Collect every line in the records below that contains the word "Stable".

[Collected data entries]
____

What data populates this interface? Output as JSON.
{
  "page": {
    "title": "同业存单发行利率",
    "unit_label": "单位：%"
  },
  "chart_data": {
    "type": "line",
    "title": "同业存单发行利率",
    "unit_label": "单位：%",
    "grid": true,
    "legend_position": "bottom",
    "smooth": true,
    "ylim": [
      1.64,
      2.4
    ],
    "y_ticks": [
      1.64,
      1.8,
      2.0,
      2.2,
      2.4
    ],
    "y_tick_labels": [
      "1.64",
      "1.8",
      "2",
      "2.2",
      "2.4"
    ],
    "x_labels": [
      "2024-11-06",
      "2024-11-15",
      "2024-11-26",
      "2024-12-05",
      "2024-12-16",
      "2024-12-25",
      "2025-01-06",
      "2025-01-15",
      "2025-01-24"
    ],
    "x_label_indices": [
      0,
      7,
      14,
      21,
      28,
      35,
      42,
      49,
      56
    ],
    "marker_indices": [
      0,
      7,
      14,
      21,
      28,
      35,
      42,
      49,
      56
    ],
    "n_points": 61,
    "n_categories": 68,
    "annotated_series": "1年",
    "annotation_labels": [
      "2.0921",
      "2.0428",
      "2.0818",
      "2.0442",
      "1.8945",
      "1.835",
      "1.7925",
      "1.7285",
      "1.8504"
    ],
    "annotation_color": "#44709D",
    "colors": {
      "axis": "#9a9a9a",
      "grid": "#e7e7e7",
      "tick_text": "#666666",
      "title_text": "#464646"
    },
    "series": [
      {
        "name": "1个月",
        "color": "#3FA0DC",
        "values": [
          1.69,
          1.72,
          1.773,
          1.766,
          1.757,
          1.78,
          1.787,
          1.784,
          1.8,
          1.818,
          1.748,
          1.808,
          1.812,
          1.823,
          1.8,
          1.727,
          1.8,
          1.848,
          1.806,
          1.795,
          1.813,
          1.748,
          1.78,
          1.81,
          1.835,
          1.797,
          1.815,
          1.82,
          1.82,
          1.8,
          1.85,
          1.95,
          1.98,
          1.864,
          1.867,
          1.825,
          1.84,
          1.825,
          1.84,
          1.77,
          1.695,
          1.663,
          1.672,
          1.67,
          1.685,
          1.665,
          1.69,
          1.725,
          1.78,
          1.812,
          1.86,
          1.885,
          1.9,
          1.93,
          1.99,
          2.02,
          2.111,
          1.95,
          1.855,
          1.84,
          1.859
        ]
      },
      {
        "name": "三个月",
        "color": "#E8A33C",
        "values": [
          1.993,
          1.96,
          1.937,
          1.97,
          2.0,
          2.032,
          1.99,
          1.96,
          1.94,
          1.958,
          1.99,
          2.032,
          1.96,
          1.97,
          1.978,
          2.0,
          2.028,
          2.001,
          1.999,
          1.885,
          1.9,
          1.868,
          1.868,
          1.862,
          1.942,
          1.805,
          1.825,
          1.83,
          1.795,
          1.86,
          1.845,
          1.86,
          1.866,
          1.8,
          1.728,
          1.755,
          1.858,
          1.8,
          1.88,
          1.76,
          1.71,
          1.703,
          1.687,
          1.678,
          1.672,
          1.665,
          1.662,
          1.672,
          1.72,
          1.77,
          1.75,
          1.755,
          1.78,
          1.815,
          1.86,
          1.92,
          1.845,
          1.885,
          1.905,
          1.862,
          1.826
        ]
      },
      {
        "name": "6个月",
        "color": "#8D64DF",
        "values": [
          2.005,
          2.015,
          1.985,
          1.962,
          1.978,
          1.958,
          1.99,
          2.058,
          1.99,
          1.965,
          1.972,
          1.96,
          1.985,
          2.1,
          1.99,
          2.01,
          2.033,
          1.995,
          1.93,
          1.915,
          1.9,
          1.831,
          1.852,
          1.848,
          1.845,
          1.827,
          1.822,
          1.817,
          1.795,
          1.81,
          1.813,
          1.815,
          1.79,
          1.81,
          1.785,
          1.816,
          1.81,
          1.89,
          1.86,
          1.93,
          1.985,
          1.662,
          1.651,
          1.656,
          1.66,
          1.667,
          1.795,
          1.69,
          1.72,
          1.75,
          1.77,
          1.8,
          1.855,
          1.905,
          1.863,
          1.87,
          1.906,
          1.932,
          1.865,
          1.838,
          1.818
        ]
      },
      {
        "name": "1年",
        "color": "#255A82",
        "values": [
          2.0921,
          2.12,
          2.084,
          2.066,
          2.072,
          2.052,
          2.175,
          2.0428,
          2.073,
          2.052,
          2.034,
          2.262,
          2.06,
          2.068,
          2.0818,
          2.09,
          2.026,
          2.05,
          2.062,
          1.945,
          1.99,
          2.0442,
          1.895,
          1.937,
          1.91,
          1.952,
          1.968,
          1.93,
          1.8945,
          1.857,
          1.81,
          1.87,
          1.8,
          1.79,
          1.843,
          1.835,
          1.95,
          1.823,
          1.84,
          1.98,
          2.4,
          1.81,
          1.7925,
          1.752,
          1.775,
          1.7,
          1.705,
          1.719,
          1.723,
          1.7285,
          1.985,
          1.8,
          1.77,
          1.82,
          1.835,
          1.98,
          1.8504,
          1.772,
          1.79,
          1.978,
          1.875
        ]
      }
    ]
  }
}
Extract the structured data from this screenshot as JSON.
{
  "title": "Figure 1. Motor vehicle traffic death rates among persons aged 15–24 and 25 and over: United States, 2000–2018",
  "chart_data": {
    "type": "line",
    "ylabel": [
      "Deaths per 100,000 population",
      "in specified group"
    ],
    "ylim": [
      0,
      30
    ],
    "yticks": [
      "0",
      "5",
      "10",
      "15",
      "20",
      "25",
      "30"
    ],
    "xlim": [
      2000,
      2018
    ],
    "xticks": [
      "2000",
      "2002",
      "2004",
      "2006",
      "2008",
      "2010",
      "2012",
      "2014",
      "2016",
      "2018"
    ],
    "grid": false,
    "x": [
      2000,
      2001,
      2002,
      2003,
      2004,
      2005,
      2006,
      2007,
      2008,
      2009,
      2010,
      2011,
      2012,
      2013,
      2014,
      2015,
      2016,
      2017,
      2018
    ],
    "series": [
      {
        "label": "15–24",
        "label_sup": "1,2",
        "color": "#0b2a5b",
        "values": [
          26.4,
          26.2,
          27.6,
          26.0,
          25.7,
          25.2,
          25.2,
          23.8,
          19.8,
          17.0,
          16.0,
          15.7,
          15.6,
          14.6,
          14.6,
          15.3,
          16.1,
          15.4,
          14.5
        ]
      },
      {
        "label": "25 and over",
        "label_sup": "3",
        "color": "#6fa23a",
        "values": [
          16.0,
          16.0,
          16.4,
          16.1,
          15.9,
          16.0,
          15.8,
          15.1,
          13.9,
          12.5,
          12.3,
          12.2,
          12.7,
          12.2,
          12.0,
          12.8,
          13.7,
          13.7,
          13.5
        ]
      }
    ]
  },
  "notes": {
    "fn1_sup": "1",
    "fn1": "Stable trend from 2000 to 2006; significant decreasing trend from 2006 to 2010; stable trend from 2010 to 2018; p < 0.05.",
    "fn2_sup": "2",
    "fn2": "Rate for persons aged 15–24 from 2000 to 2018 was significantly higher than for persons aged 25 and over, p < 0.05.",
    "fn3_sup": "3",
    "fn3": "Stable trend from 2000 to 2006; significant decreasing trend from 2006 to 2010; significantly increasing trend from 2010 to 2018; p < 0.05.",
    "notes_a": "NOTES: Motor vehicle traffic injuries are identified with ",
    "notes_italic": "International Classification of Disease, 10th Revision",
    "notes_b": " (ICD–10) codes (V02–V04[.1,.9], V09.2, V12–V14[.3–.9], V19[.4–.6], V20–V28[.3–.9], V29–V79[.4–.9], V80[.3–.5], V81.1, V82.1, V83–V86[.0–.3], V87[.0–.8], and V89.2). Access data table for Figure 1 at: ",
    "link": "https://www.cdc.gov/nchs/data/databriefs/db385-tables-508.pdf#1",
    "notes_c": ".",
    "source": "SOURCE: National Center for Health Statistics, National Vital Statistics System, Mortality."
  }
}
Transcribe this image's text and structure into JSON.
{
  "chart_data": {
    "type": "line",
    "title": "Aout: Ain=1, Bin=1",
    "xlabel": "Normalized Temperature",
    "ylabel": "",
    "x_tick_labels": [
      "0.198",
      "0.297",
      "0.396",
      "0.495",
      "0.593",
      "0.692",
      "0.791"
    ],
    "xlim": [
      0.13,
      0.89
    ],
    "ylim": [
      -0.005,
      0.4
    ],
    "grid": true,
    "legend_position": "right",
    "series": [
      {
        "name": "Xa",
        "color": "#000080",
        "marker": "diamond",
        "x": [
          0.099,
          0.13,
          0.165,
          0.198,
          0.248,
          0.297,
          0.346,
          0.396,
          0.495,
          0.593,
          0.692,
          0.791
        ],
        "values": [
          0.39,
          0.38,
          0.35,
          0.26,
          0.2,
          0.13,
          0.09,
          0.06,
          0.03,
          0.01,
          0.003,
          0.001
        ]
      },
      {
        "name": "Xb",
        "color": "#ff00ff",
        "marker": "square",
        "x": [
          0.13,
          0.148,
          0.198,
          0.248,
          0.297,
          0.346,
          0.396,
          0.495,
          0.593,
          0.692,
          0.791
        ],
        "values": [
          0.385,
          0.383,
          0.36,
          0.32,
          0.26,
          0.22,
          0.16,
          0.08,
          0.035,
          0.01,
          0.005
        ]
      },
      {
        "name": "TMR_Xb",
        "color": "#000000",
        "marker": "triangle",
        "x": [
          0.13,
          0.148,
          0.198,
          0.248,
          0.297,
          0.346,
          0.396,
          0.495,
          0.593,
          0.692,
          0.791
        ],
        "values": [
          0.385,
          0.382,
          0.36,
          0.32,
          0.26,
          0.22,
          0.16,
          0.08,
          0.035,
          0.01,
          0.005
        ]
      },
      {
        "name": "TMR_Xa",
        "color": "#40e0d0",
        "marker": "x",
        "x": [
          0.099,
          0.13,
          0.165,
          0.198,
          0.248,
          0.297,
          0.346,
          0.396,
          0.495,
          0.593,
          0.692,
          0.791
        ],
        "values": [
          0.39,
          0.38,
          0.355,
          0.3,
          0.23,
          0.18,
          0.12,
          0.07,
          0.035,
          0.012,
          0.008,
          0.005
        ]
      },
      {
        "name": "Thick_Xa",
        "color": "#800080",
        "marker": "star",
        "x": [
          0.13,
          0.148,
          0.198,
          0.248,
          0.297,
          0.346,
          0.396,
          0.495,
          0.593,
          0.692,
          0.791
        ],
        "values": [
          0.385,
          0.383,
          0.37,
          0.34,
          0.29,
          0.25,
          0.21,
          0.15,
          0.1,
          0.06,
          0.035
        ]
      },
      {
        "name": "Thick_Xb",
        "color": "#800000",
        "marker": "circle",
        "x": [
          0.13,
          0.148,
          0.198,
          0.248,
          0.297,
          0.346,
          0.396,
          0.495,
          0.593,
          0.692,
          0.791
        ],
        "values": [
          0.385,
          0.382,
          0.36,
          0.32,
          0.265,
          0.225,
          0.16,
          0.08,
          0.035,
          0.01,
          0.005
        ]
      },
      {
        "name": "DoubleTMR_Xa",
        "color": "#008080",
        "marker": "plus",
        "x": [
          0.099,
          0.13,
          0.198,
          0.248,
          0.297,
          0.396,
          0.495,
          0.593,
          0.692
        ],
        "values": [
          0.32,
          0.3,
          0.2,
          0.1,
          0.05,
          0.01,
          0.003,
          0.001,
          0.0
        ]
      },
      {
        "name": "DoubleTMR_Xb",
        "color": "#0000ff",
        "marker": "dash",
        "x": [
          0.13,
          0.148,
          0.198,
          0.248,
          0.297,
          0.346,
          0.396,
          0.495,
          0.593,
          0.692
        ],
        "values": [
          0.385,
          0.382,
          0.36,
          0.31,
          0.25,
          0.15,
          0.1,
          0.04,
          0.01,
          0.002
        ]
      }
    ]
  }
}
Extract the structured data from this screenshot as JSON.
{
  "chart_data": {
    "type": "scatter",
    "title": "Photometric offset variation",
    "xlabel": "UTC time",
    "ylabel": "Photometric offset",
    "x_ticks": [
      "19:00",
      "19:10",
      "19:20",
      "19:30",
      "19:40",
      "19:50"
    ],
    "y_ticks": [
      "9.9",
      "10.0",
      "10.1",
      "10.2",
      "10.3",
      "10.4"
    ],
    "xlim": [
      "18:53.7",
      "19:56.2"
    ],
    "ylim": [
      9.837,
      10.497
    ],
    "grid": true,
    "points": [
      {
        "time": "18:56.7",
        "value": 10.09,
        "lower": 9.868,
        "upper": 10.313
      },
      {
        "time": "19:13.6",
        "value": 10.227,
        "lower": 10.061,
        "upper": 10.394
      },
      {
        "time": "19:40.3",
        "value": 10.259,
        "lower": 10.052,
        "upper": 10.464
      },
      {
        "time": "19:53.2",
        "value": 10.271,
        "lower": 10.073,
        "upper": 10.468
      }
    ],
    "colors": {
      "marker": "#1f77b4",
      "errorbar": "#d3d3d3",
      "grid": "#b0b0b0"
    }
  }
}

____

== TASK RESULT ==
    "fn1": "Stable trend from 2000 to 2006; significant decreasing trend from 2006 to 2010; stable trend from 2010 to 2018; p < 0.05.",
    "fn3": "Stable trend from 2000 to 2006; significant decreasing trend from 2006 to 2010; significantly increasing trend from 2010 to 2018; p < 0.05.",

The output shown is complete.